LISTED ENTRIES >>
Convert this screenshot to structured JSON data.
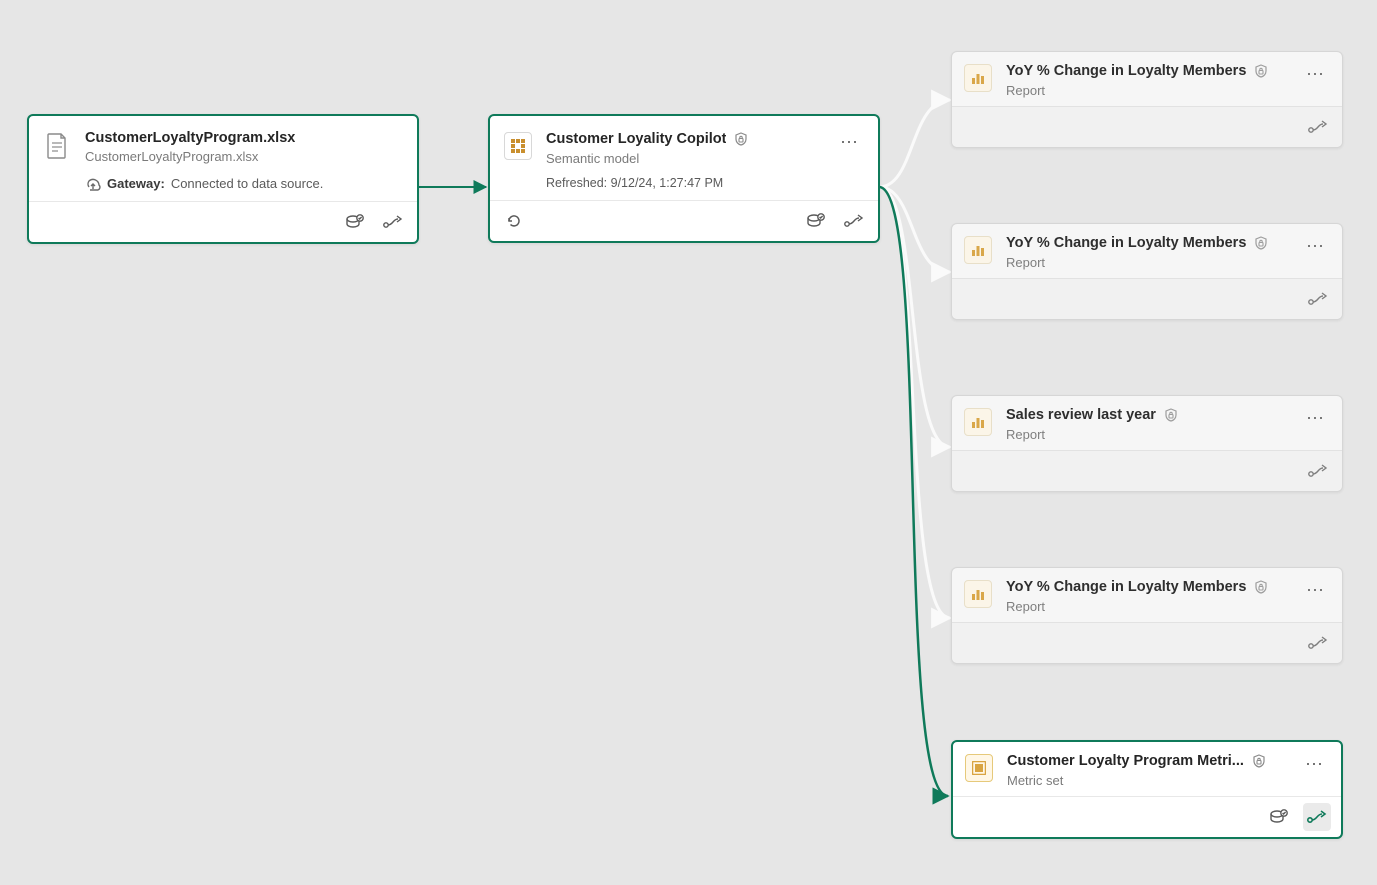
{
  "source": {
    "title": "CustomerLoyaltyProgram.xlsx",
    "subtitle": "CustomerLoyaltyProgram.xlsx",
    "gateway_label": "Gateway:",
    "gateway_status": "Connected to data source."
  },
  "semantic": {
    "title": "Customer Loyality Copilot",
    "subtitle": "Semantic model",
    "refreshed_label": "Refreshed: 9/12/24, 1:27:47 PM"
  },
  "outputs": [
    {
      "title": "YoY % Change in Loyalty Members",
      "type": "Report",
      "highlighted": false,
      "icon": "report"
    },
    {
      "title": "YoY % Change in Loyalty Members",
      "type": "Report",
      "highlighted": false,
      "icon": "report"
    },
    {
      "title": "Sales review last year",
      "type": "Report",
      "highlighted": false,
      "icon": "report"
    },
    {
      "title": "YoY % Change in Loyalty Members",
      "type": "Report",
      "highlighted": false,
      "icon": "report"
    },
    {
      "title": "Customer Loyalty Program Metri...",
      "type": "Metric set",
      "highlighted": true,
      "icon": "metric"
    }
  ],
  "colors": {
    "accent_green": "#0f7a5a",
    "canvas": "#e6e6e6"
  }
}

PROBLEM DETAILS >> Pick out each line in the material containing "data".

FINAL RESULT >>
Convert this screenshot to structured JSON data.
    "gateway_status": "Connected to data source."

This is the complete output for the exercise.